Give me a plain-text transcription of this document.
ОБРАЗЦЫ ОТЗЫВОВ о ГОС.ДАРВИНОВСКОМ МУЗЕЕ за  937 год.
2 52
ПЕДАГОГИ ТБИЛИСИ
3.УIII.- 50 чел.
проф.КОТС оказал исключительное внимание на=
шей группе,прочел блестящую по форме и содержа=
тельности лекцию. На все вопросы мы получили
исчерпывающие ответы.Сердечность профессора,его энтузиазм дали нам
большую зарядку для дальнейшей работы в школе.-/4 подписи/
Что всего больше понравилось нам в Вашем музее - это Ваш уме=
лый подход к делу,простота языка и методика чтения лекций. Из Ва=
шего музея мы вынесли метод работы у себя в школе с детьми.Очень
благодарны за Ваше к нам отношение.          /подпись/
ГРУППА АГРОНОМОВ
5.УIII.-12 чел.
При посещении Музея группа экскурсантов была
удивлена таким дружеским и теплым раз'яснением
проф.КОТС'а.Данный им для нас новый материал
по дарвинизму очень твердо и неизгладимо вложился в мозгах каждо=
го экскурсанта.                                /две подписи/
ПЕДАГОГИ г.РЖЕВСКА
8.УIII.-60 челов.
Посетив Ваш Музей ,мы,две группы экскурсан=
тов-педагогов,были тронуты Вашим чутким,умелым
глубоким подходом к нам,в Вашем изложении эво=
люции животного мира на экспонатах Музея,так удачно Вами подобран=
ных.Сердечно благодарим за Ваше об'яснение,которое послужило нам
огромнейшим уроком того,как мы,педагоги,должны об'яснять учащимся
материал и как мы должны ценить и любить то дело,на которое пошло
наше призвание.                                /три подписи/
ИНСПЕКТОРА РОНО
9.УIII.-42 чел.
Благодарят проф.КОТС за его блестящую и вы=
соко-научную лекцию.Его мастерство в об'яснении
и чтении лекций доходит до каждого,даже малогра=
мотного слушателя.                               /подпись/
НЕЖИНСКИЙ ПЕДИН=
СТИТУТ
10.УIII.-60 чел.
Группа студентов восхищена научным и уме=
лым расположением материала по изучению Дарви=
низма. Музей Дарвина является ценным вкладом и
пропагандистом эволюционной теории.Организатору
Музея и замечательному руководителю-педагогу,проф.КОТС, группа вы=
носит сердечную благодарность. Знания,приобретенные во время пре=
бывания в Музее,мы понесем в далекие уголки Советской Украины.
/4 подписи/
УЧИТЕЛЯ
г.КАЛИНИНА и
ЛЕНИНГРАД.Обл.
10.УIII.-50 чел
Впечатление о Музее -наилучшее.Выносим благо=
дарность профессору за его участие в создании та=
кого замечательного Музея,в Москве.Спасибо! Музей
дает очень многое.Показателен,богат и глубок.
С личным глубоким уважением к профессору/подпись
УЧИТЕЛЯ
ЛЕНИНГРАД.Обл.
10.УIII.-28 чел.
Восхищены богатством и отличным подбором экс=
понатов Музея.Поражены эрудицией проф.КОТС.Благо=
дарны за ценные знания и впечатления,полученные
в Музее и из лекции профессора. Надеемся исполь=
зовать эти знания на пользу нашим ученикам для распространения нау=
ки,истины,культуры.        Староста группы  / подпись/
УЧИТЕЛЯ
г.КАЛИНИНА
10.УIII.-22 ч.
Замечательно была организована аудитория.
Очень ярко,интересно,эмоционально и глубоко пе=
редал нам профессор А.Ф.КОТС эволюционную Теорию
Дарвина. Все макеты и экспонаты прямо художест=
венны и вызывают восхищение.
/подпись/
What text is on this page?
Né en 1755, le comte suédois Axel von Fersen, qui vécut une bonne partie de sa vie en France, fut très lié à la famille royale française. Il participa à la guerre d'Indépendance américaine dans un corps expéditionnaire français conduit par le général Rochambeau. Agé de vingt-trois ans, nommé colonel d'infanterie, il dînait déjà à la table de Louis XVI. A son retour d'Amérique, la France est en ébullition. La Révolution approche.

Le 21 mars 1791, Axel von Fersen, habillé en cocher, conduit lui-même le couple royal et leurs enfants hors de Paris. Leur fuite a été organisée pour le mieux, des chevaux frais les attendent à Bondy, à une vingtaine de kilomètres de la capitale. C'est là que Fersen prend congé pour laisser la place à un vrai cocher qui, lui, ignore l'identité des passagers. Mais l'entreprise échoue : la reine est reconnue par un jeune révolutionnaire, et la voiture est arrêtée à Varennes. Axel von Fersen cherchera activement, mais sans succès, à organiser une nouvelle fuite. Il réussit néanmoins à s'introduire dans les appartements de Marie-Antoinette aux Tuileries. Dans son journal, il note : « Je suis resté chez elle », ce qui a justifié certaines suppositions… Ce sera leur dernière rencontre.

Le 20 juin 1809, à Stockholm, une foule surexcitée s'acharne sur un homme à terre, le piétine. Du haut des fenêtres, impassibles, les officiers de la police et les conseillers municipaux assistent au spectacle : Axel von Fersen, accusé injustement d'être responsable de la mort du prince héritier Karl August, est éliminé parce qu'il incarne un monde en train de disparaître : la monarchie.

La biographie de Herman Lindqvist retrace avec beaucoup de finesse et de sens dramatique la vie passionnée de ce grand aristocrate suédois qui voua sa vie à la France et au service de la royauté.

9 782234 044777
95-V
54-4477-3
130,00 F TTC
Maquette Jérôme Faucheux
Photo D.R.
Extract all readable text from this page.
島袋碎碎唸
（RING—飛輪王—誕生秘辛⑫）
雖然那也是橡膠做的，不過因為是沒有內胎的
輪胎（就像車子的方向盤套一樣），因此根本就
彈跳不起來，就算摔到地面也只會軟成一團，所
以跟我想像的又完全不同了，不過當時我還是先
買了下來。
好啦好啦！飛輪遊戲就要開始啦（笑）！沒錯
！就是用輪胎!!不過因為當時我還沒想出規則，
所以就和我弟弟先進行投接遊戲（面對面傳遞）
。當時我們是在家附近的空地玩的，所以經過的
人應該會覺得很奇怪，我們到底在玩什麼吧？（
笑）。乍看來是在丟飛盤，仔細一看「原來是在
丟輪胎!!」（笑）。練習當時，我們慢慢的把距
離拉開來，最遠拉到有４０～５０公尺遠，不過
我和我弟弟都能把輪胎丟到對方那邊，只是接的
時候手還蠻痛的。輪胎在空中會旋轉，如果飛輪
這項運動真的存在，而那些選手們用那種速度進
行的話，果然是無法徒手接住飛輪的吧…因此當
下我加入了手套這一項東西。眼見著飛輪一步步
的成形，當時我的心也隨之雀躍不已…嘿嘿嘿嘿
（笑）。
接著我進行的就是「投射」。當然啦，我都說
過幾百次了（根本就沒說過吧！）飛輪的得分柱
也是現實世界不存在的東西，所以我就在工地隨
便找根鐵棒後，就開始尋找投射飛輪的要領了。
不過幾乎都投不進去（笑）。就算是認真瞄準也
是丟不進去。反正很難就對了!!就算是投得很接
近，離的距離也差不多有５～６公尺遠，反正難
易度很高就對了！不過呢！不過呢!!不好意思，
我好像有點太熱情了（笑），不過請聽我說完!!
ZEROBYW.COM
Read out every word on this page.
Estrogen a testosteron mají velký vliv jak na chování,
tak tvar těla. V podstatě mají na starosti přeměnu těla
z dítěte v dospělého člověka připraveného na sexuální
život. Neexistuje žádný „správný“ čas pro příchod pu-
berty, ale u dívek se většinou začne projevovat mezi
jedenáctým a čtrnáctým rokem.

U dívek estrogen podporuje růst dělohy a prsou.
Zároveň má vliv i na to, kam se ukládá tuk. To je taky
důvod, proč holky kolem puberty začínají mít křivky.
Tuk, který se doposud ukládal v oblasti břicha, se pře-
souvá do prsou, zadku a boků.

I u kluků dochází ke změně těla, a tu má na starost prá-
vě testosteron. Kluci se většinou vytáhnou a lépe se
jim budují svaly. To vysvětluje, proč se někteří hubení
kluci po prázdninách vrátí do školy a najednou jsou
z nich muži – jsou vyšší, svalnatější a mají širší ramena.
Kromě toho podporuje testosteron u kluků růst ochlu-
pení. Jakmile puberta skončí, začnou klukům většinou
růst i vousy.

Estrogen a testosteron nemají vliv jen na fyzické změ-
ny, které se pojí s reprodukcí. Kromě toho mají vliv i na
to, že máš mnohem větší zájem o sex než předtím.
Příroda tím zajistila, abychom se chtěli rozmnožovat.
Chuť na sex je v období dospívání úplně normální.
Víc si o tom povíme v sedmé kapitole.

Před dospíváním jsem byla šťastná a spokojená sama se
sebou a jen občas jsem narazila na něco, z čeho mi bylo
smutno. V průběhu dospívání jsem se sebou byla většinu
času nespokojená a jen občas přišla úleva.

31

______

**What to produce:**
Find the word "růst" and list each line it appears in.

**The output:**
U dívek estrogen podporuje růst dělohy a prsou.
Kromě toho podporuje testosteron u kluků růst ochlu-
růst i vousy.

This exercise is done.